## Task directions:
Take every line from the listing below that includes "опыты" and copy it.

## Data provided:
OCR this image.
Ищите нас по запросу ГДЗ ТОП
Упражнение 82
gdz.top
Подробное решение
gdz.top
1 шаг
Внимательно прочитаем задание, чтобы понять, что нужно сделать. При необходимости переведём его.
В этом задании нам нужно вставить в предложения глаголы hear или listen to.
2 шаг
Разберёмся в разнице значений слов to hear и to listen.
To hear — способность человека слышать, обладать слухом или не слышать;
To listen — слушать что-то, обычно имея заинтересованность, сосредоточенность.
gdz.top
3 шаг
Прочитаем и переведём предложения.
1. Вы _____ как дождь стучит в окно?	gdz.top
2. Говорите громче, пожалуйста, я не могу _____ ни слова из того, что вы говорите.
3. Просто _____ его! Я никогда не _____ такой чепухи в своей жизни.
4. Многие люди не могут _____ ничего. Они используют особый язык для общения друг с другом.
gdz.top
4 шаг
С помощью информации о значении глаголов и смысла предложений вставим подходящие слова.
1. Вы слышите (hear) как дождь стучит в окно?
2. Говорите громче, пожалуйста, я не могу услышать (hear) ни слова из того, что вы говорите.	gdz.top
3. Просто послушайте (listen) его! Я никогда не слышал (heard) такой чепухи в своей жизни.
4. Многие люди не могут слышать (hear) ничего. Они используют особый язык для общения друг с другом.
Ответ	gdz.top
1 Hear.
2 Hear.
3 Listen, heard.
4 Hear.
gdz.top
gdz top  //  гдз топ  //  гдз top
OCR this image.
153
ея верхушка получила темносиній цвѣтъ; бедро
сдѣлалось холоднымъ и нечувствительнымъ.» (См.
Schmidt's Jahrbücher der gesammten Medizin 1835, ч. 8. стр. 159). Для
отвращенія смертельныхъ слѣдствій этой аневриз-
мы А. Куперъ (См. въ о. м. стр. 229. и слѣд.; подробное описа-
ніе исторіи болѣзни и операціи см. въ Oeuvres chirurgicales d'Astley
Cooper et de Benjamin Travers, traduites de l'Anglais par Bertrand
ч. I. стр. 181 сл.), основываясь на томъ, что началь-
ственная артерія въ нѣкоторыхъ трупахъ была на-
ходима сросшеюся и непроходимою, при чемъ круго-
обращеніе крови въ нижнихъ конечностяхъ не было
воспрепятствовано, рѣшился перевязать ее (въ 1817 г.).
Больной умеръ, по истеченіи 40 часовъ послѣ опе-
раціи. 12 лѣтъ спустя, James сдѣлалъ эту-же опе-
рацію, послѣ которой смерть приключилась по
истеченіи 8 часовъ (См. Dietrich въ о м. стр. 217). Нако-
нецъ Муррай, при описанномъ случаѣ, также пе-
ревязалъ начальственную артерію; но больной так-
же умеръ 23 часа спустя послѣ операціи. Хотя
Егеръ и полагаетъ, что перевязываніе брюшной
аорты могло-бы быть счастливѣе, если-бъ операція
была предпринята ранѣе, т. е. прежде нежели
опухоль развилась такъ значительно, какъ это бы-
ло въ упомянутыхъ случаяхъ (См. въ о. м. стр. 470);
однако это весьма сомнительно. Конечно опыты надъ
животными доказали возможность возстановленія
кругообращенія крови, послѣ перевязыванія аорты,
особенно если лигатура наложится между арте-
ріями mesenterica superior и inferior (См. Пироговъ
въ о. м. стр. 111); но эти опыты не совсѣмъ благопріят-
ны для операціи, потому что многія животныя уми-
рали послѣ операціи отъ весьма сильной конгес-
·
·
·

## Full solution:
однако это весьма сомнительно. Конечно опыты надъ
въ о. м. стр. 111); но эти опыты не совсѣмъ благопріят-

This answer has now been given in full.